- _PROBLEM DETAILS_
Quote the listing below in its entirety, omitting every image.
**** RECORDS TO USE
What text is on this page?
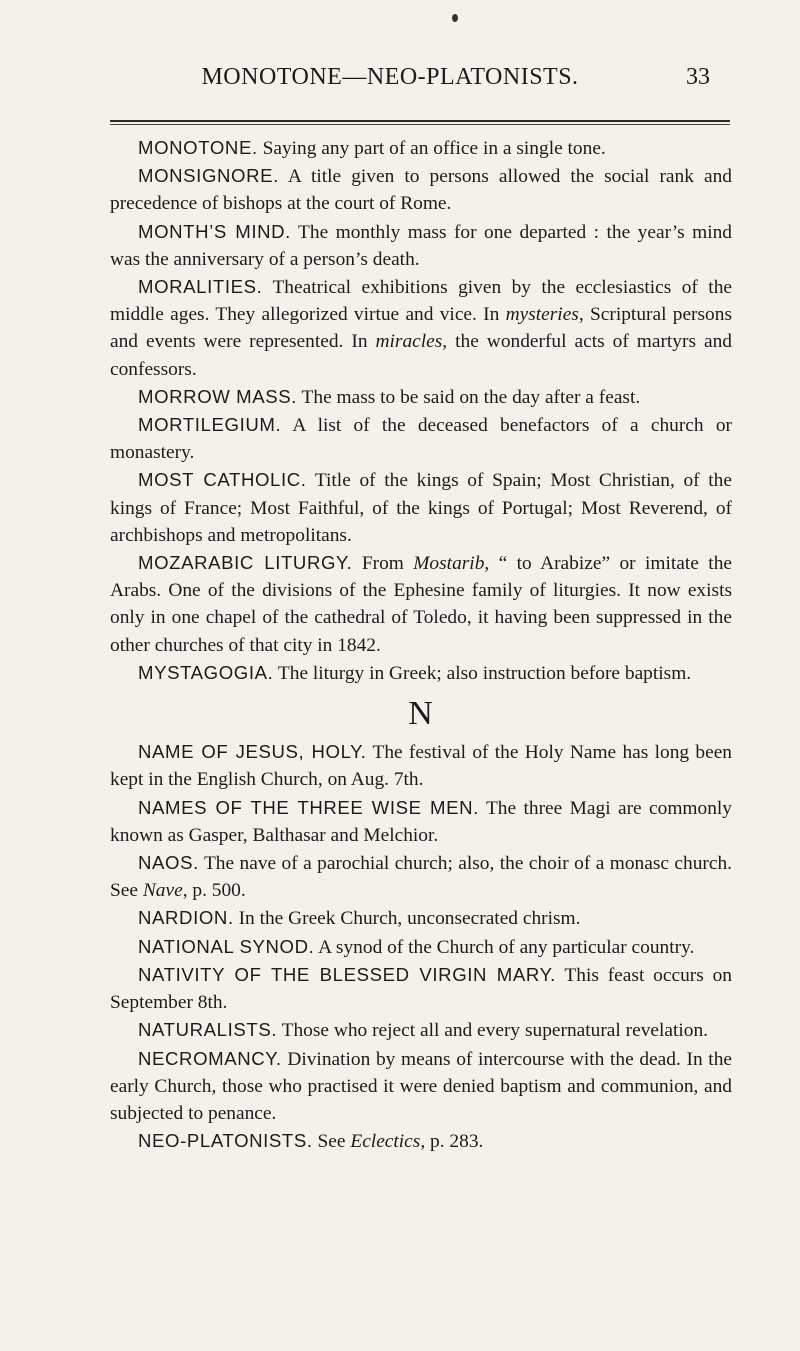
MONOTONE—NEO-PLATONISTS.	33

MONOTONE. Saying any part of an office in a single tone.

MONSIGNORE. A title given to persons allowed the social rank and precedence of bishops at the court of Rome.

MONTH’S MIND. The monthly mass for one departed : the year’s mind was the anniversary of a person’s death.

MORALITIES. Theatrical exhibitions given by the ecclesiastics of the middle ages. They allegorized virtue and vice. In mysteries, Scriptural persons and events were represented. In miracles, the wonderful acts of martyrs and confessors.

MORROW MASS. The mass to be said on the day after a feast.

MORTILEGIUM. A list of the deceased benefactors of a church or monastery.

MOST CATHOLIC. Title of the kings of Spain; Most Christian, of the kings of France; Most Faithful, of the kings of Portugal; Most Reverend, of archbishops and metropolitans.

MOZARABIC LITURGY. From Mostarib, “ to Arabize” or imitate the Arabs. One of the divisions of the Ephesine family of liturgies. It now exists only in one chapel of the cathedral of Toledo, it having been suppressed in the other churches of that city in 1842.

MYSTAGOGIA. The liturgy in Greek; also instruction before baptism.

N

NAME OF JESUS, HOLY. The festival of the Holy Name has long been kept in the English Church, on Aug. 7th.

NAMES OF THE THREE WISE MEN. The three Magi are commonly known as Gasper, Balthasar and Melchior.

NAOS. The nave of a parochial church; also, the choir of a monasc church. See Nave, p. 500.

NARDION. In the Greek Church, unconsecrated chrism.

NATIONAL SYNOD. A synod of the Church of any particular country.

NATIVITY OF THE BLESSED VIRGIN MARY. This feast occurs on September 8th.

NATURALISTS. Those who reject all and every supernatural revelation.

NECROMANCY. Divination by means of intercourse with the dead. In the early Church, those who practised it were denied baptism and communion, and subjected to penance.

NEO-PLATONISTS. See Eclectics, p. 283.
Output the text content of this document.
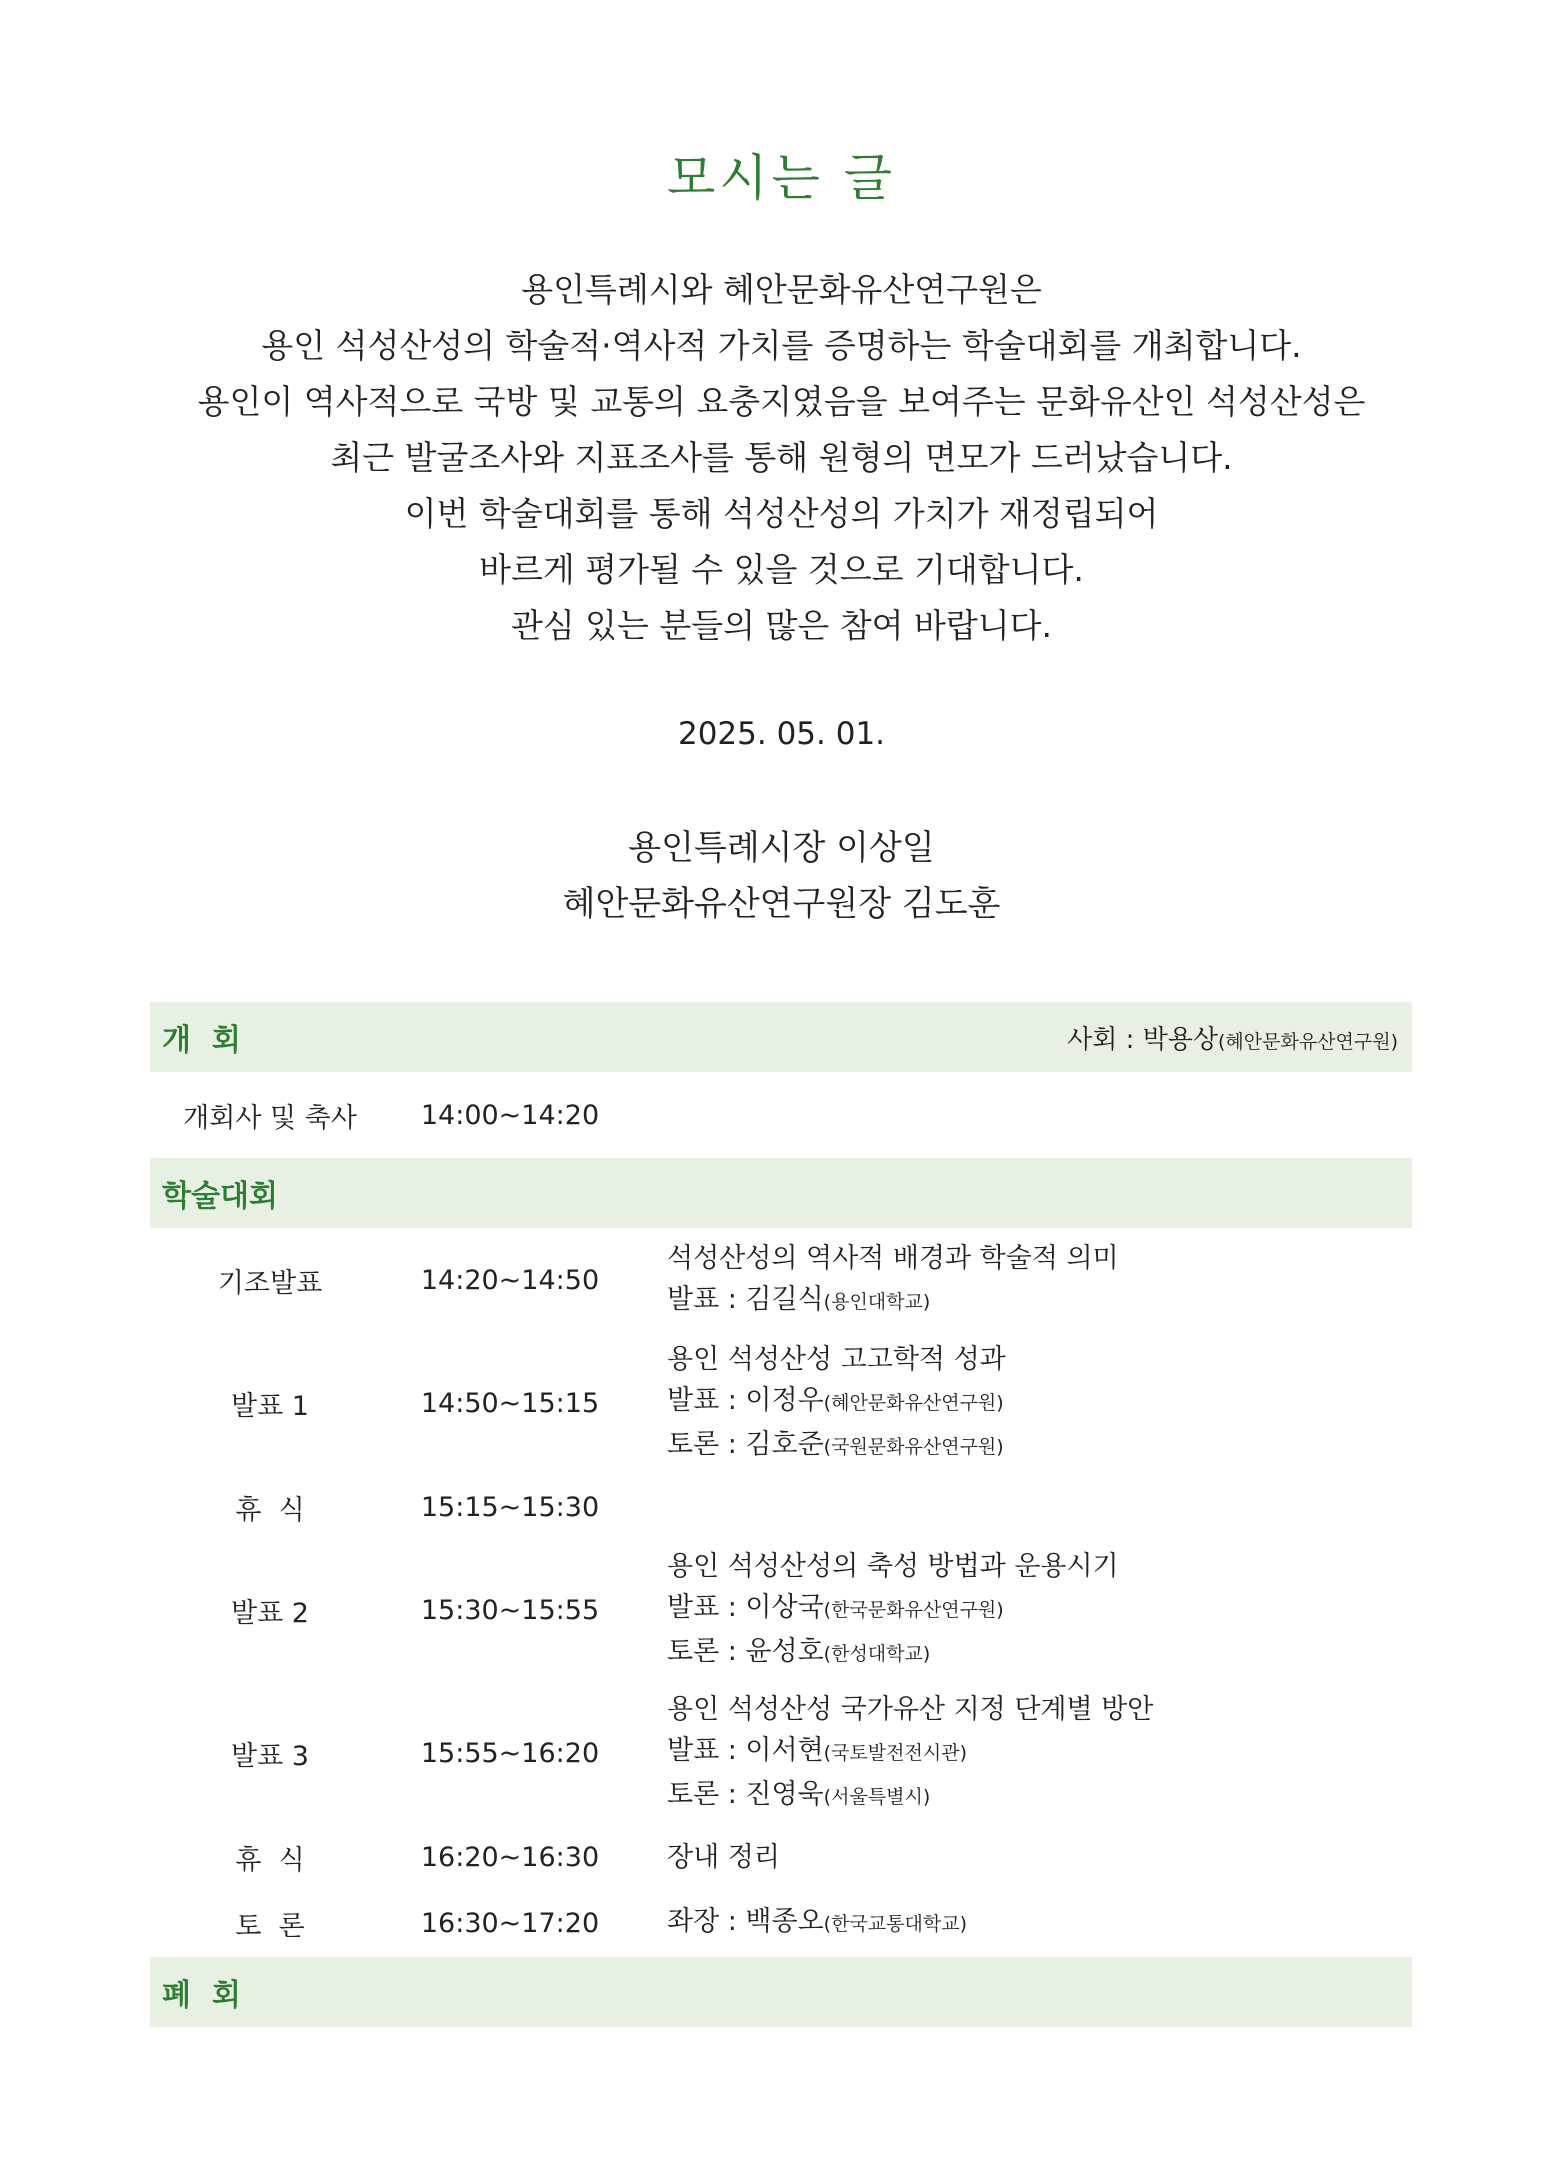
모시는 글
용인특례시와 혜안문화유산연구원은
용인 석성산성의 학술적·역사적 가치를 증명하는 학술대회를 개최합니다.
용인이 역사적으로 국방 및 교통의 요충지였음을 보여주는 문화유산인 석성산성은
최근 발굴조사와 지표조사를 통해 원형의 면모가 드러났습니다.
이번 학술대회를 통해 석성산성의 가치가 재정립되어
바르게 평가될 수 있을 것으로 기대합니다.
관심 있는 분들의 많은 참여 바랍니다.
2025. 05. 01.
용인특례시장 이상일
혜안문화유산연구원장 김도훈
개  회	사회 : 박용상(혜안문화유산연구원)
개회사 및 축사	14:00~14:20
학술대회
기조발표	14:20~14:50
석성산성의 역사적 배경과 학술적 의미
발표 : 김길식(용인대학교)
발표 1	14:50~15:15
용인 석성산성 고고학적 성과
발표 : 이정우(혜안문화유산연구원)
토론 : 김호준(국원문화유산연구원)
휴  식	15:15~15:30
발표 2	15:30~15:55
용인 석성산성의 축성 방법과 운용시기
발표 : 이상국(한국문화유산연구원)
토론 : 윤성호(한성대학교)
발표 3	15:55~16:20
용인 석성산성 국가유산 지정 단계별 방안
발표 : 이서현(국토발전전시관)
토론 : 진영욱(서울특별시)
휴  식	16:20~16:30	장내 정리
토  론	16:30~17:20	좌장 : 백종오(한국교통대학교)
폐  회
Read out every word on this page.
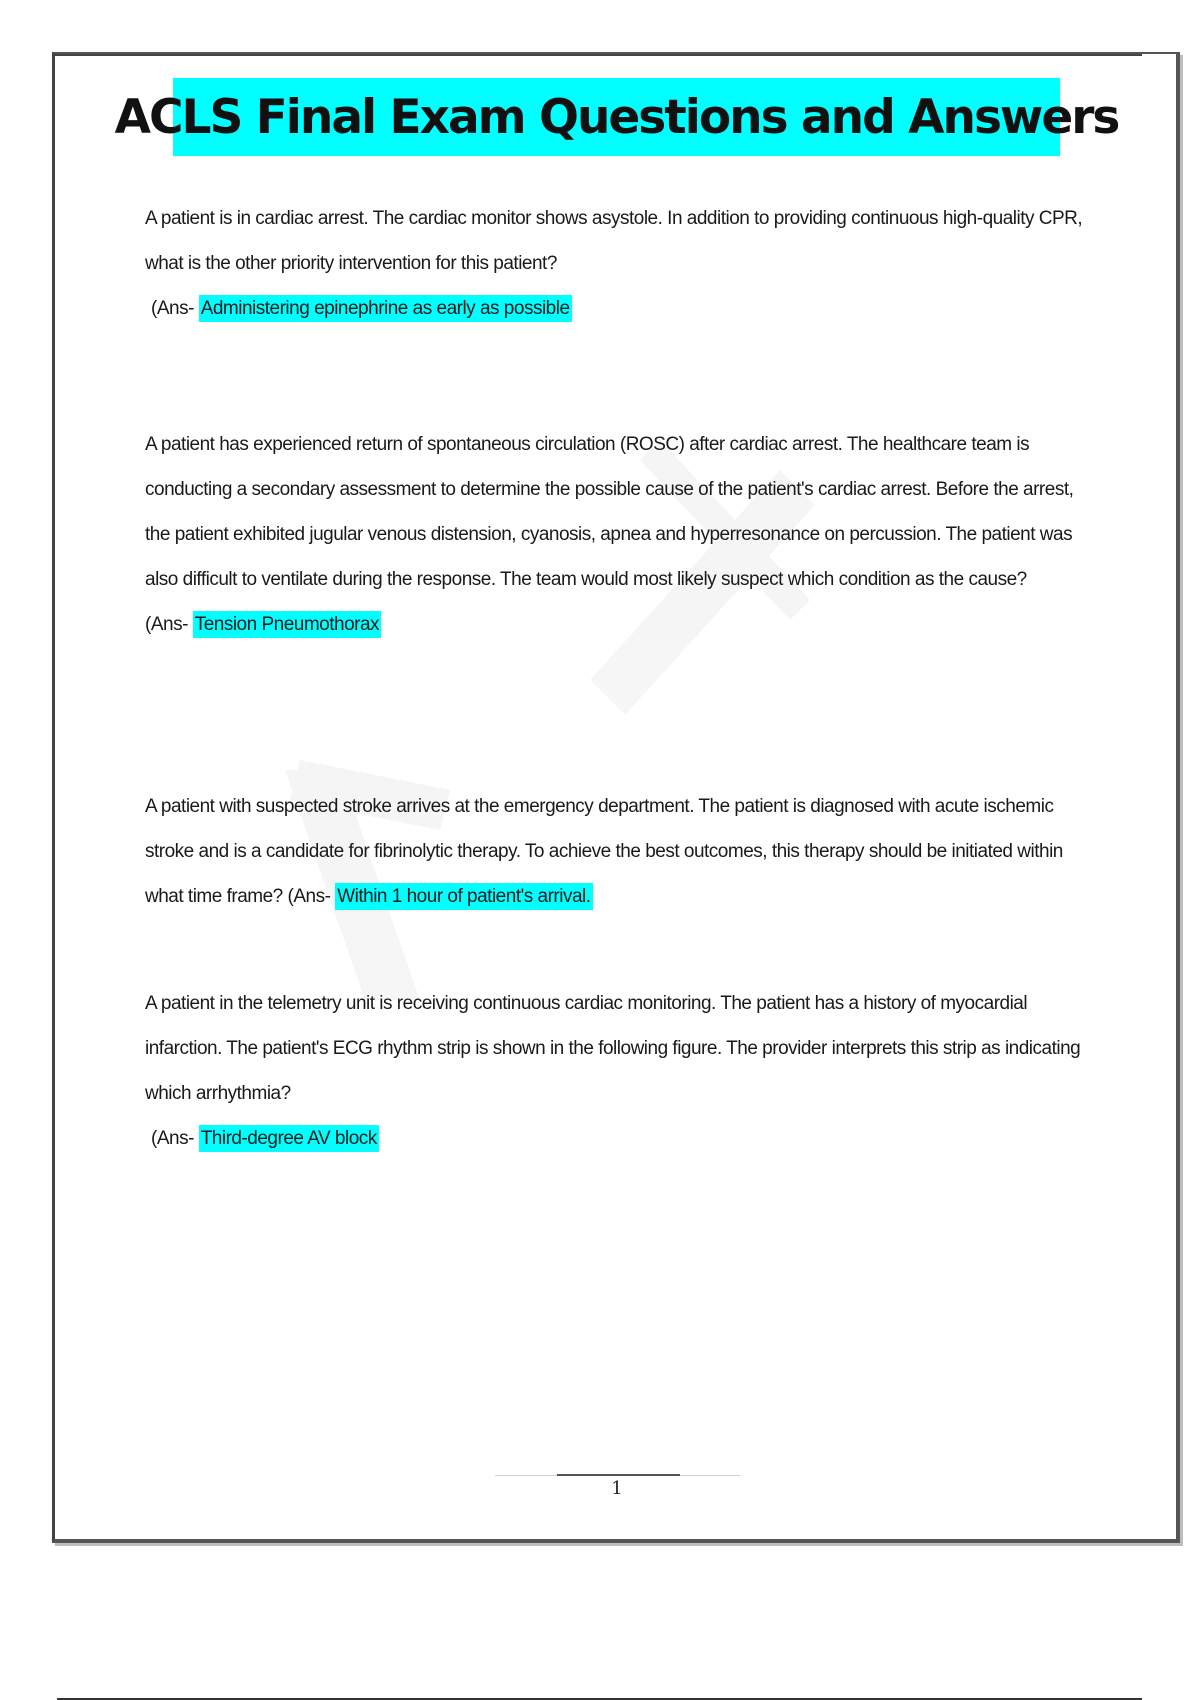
ACLS Final Exam Questions and Answers

A patient is in cardiac arrest. The cardiac monitor shows asystole. In addition to providing continuous high-quality CPR, what is the other priority intervention for this patient?

(Ans- Administering epinephrine as early as possible

A patient has experienced return of spontaneous circulation (ROSC) after cardiac arrest. The healthcare team is conducting a secondary assessment to determine the possible cause of the patient's cardiac arrest. Before the arrest, the patient exhibited jugular venous distension, cyanosis, apnea and hyperresonance on percussion. The patient was also difficult to ventilate during the response. The team would most likely suspect which condition as the cause?

(Ans- Tension Pneumothorax

A patient with suspected stroke arrives at the emergency department. The patient is diagnosed with acute ischemic stroke and is a candidate for fibrinolytic therapy. To achieve the best outcomes, this therapy should be initiated within what time frame? (Ans- Within 1 hour of patient's arrival.

A patient in the telemetry unit is receiving continuous cardiac monitoring. The patient has a history of myocardial infarction. The patient's ECG rhythm strip is shown in the following figure. The provider interprets this strip as indicating which arrhythmia?

(Ans- Third-degree AV block

1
********
- _CORRECT RESPONSE_
What text is on this page?
MONOTONE—NEO-PLATONISTS.	33

MONOTONE. Saying any part of an office in a single tone.

MONSIGNORE. A title given to persons allowed the social rank and precedence of bishops at the court of Rome.

MONTH’S MIND. The monthly mass for one departed : the year’s mind was the anniversary of a person’s death.

MORALITIES. Theatrical exhibitions given by the ecclesiastics of the middle ages. They allegorized virtue and vice. In mysteries, Scriptural persons and events were represented. In miracles, the wonderful acts of martyrs and confessors.

MORROW MASS. The mass to be said on the day after a feast.

MORTILEGIUM. A list of the deceased benefactors of a church or monastery.

MOST CATHOLIC. Title of the kings of Spain; Most Christian, of the kings of France; Most Faithful, of the kings of Portugal; Most Reverend, of archbishops and metropolitans.

MOZARABIC LITURGY. From Mostarib, “ to Arabize” or imitate the Arabs. One of the divisions of the Ephesine family of liturgies. It now exists only in one chapel of the cathedral of Toledo, it having been suppressed in the other churches of that city in 1842.

MYSTAGOGIA. The liturgy in Greek; also instruction before baptism.

N

NAME OF JESUS, HOLY. The festival of the Holy Name has long been kept in the English Church, on Aug. 7th.

NAMES OF THE THREE WISE MEN. The three Magi are commonly known as Gasper, Balthasar and Melchior.

NAOS. The nave of a parochial church; also, the choir of a monasc church. See Nave, p. 500.

NARDION. In the Greek Church, unconsecrated chrism.

NATIONAL SYNOD. A synod of the Church of any particular country.

NATIVITY OF THE BLESSED VIRGIN MARY. This feast occurs on September 8th.

NATURALISTS. Those who reject all and every supernatural revelation.

NECROMANCY. Divination by means of intercourse with the dead. In the early Church, those who practised it were denied baptism and communion, and subjected to penance.

NEO-PLATONISTS. See Eclectics, p. 283.
Output the text content of this document.
모시는 글
용인특례시와 혜안문화유산연구원은
용인 석성산성의 학술적·역사적 가치를 증명하는 학술대회를 개최합니다.
용인이 역사적으로 국방 및 교통의 요충지였음을 보여주는 문화유산인 석성산성은
최근 발굴조사와 지표조사를 통해 원형의 면모가 드러났습니다.
이번 학술대회를 통해 석성산성의 가치가 재정립되어
바르게 평가될 수 있을 것으로 기대합니다.
관심 있는 분들의 많은 참여 바랍니다.
2025. 05. 01.
용인특례시장 이상일
혜안문화유산연구원장 김도훈
개  회	사회 : 박용상(혜안문화유산연구원)
개회사 및 축사	14:00~14:20
학술대회
기조발표	14:20~14:50
석성산성의 역사적 배경과 학술적 의미
발표 : 김길식(용인대학교)
발표 1	14:50~15:15
용인 석성산성 고고학적 성과
발표 : 이정우(혜안문화유산연구원)
토론 : 김호준(국원문화유산연구원)
휴  식	15:15~15:30
발표 2	15:30~15:55
용인 석성산성의 축성 방법과 운용시기
발표 : 이상국(한국문화유산연구원)
토론 : 윤성호(한성대학교)
발표 3	15:55~16:20
용인 석성산성 국가유산 지정 단계별 방안
발표 : 이서현(국토발전전시관)
토론 : 진영욱(서울특별시)
휴  식	16:20~16:30	장내 정리
토  론	16:30~17:20	좌장 : 백종오(한국교통대학교)
폐  회
Read out every word on this page.
ACLS Final Exam Questions and Answers

A patient is in cardiac arrest. The cardiac monitor shows asystole. In addition to providing continuous high-quality CPR, what is the other priority intervention for this patient?

(Ans- Administering epinephrine as early as possible

A patient has experienced return of spontaneous circulation (ROSC) after cardiac arrest. The healthcare team is conducting a secondary assessment to determine the possible cause of the patient's cardiac arrest. Before the arrest, the patient exhibited jugular venous distension, cyanosis, apnea and hyperresonance on percussion. The patient was also difficult to ventilate during the response. The team would most likely suspect which condition as the cause?

(Ans- Tension Pneumothorax

A patient with suspected stroke arrives at the emergency department. The patient is diagnosed with acute ischemic stroke and is a candidate for fibrinolytic therapy. To achieve the best outcomes, this therapy should be initiated within what time frame? (Ans- Within 1 hour of patient's arrival.

A patient in the telemetry unit is receiving continuous cardiac monitoring. The patient has a history of myocardial infarction. The patient's ECG rhythm strip is shown in the following figure. The provider interprets this strip as indicating which arrhythmia?

(Ans- Third-degree AV block

1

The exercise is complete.